(Problems to work on)
A. In the passage on PCOS relatives and cardiovascular risk, which gene encodes resistin in humans?
B. List every abbreviation that the passage on PCOS relatives and cardiovascular risk spells out in full, each with its expansion.
C. Extend the passage on PCOS relatives and cardiovascular risk past its final sentence.

(Passage provided)
BEGIN

Low adiponectin levels were reported by Yilmaz et al. [8] in the first degree relatives of PCOS patients when compared to the age, sex and BMI (body mass index) matched controls. People with low adiponectin levels are at an increased risk of cardiovascular disease (CVD). Homocysteine (Hcy) is a non-protein amino acid formed during the breakdown of methionine. Previous studies have indicated that Hcy as an independent risk factor for CVD [15]. This was later confirmed by Loverro et al. [16] when they found that increased Hcy levels in individuals suffering from PCOS might predispose them to early atherosclerosis and CVD compared to healthy control subjects. Resistin, also known as adipose tissue-specific secretory factor (ADSF) is a cysteine-rich protein that in humans is encoded by the RETN gene. Resistin levels were found to be significantly high in PCOS groups of fathers and mothers compared to controls [8] and could play a key role in pathogenesis of cardiovascular diseases. Dyslipidaemia is the most common metabolic disorder in PCOS [17] and is an accepted risk factor for CVD. The occurrence of hypertension and hyperlipidaemia were found to be high in first degree relatives of individuals with PCOS [8]. Together, the results imply that low serum adiponectin, high homocystein and resistin levels in the first degree relatives of PCOS individuals could make them more prone to chronic diseases such as DM and CVD. There is a need for the first degree relatives of PCOS patients to be monitored for DM and CVD development and preventive measures to be taken.

END

(Extracted data)
BEGIN

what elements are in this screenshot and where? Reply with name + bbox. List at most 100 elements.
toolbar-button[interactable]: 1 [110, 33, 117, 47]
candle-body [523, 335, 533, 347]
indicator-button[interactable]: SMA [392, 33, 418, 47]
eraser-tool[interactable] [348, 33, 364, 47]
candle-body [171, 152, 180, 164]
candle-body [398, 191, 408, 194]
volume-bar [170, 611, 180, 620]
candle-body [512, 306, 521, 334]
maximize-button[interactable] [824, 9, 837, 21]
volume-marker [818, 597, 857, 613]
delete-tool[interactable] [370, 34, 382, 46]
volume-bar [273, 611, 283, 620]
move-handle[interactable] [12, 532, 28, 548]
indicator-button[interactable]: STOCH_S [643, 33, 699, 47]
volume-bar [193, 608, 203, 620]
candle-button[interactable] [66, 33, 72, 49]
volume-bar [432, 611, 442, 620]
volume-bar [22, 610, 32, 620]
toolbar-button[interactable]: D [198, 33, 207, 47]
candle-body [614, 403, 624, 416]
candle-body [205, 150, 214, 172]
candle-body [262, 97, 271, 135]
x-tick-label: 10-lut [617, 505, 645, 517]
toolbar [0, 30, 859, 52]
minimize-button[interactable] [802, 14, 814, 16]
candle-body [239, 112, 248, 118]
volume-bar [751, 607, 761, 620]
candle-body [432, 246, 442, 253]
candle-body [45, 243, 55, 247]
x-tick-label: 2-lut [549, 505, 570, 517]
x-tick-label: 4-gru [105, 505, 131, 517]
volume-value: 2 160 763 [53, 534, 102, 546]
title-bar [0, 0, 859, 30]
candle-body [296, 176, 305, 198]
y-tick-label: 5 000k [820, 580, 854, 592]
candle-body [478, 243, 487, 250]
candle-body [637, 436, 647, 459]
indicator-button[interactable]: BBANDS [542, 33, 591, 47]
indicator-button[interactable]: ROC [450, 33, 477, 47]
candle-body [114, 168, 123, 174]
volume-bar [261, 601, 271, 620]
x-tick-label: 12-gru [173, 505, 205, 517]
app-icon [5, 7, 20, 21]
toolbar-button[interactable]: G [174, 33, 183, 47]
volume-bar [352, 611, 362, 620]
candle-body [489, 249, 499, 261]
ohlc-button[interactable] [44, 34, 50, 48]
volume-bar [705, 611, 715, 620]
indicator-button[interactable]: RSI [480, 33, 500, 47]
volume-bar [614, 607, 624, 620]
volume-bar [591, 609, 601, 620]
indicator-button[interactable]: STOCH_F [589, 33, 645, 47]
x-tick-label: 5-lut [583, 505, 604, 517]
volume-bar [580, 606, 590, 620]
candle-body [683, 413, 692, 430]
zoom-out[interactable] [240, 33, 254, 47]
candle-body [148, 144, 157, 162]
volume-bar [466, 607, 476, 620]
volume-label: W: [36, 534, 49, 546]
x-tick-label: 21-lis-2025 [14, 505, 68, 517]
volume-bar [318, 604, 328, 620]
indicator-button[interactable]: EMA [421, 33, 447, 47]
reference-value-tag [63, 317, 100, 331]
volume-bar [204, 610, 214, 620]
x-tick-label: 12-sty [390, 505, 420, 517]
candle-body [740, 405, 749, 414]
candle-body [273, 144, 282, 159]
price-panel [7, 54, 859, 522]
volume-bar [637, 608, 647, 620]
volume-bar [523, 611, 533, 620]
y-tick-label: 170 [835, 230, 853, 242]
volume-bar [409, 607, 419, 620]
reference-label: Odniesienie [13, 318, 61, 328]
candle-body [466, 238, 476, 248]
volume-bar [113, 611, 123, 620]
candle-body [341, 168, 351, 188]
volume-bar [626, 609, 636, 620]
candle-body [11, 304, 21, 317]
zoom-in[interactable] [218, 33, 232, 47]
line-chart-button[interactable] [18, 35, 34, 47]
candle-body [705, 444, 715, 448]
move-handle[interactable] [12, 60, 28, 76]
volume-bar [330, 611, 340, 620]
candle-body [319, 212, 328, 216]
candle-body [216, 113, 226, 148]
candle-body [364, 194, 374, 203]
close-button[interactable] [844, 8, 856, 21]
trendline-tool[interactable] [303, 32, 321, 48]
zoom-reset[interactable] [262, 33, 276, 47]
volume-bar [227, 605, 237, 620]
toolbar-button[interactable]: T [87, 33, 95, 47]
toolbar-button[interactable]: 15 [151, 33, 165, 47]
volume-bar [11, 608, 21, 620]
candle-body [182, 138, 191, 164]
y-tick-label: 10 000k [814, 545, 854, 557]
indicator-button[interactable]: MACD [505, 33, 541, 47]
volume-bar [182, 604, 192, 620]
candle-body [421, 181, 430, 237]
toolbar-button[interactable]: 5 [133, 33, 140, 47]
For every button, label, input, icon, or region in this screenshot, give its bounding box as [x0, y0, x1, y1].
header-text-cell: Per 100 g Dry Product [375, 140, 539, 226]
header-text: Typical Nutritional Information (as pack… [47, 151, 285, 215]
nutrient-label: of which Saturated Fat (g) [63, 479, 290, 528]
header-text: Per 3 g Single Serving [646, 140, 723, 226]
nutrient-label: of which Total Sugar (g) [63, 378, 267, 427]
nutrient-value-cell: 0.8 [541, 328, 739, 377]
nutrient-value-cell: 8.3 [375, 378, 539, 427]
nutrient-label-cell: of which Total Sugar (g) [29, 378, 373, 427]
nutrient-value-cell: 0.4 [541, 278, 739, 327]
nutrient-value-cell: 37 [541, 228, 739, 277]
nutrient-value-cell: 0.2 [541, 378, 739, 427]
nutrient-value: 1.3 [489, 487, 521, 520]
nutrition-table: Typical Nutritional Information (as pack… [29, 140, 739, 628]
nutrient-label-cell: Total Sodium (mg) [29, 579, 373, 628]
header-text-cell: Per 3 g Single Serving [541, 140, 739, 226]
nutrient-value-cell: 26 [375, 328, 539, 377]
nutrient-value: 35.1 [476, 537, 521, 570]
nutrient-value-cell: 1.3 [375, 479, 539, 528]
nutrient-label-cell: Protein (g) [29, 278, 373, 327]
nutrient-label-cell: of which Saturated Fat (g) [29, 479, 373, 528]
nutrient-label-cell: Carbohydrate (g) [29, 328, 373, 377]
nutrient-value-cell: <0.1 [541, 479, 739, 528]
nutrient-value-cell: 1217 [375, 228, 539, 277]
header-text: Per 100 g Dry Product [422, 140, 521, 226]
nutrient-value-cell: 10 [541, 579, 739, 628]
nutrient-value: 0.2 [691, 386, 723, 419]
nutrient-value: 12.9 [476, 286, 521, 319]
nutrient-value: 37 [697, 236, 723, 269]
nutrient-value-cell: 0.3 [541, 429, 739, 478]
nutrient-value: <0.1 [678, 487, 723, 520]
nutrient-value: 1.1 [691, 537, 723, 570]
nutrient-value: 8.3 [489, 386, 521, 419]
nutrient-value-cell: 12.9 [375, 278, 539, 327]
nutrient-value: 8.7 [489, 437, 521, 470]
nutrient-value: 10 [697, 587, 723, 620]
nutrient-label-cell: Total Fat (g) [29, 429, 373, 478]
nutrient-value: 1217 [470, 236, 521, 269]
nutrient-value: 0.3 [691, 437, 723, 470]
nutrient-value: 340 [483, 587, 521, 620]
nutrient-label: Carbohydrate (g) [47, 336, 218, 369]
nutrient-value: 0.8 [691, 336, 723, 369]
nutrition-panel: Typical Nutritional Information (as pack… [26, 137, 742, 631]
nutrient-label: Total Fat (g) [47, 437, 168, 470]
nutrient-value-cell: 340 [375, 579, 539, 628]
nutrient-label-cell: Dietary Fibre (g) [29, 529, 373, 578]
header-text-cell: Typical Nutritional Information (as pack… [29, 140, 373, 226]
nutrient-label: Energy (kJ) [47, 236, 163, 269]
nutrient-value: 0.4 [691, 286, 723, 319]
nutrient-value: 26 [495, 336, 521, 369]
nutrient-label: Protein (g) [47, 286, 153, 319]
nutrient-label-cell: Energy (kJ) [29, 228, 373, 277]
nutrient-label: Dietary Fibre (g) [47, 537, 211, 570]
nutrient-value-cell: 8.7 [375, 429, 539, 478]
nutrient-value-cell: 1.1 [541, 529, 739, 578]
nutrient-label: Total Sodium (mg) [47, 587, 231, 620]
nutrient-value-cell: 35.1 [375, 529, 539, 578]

END

(Task results)
A. The RETN gene.

B.
BMI: body mass index
CVD: cardiovascular disease
Hcy: homocysteine
ADSF: adipose tissue-specific secretory factor

C.
PCOS is a complex condition in women with manifestations across the lifespan and reflects a major health and economic burden in many countries. Therapy should target both short and longterm reproductive, metabolic and psychological aspects. Given the aetiological role of insulin resistance and the impact of obesity on both hyperinsulinaemia and hyperandrogenism, multidisciplinary lifestyle improvement aimed at normalizing insulin resistance, improving androgen status and aiding weight management is recognized as a critical initial treatment strategy. Loss in body weight of about 5% to 10% has been shown to improve many of the symptoms of PCOS. Management of PCOS should focus on medical therapy along with support, education, addressing psychological needs and encouraging healthy lifestyle. Monitoring and management of long-term metabolic complications is also an important part of routine clinical care. Screening high-risk family members for metabolic disorders should also be made a priority. More research efforts are needed to tackle this complex problem and I am confident that the “Journal of Women’s Health Care” from OMICS Group will play a key role in this direction.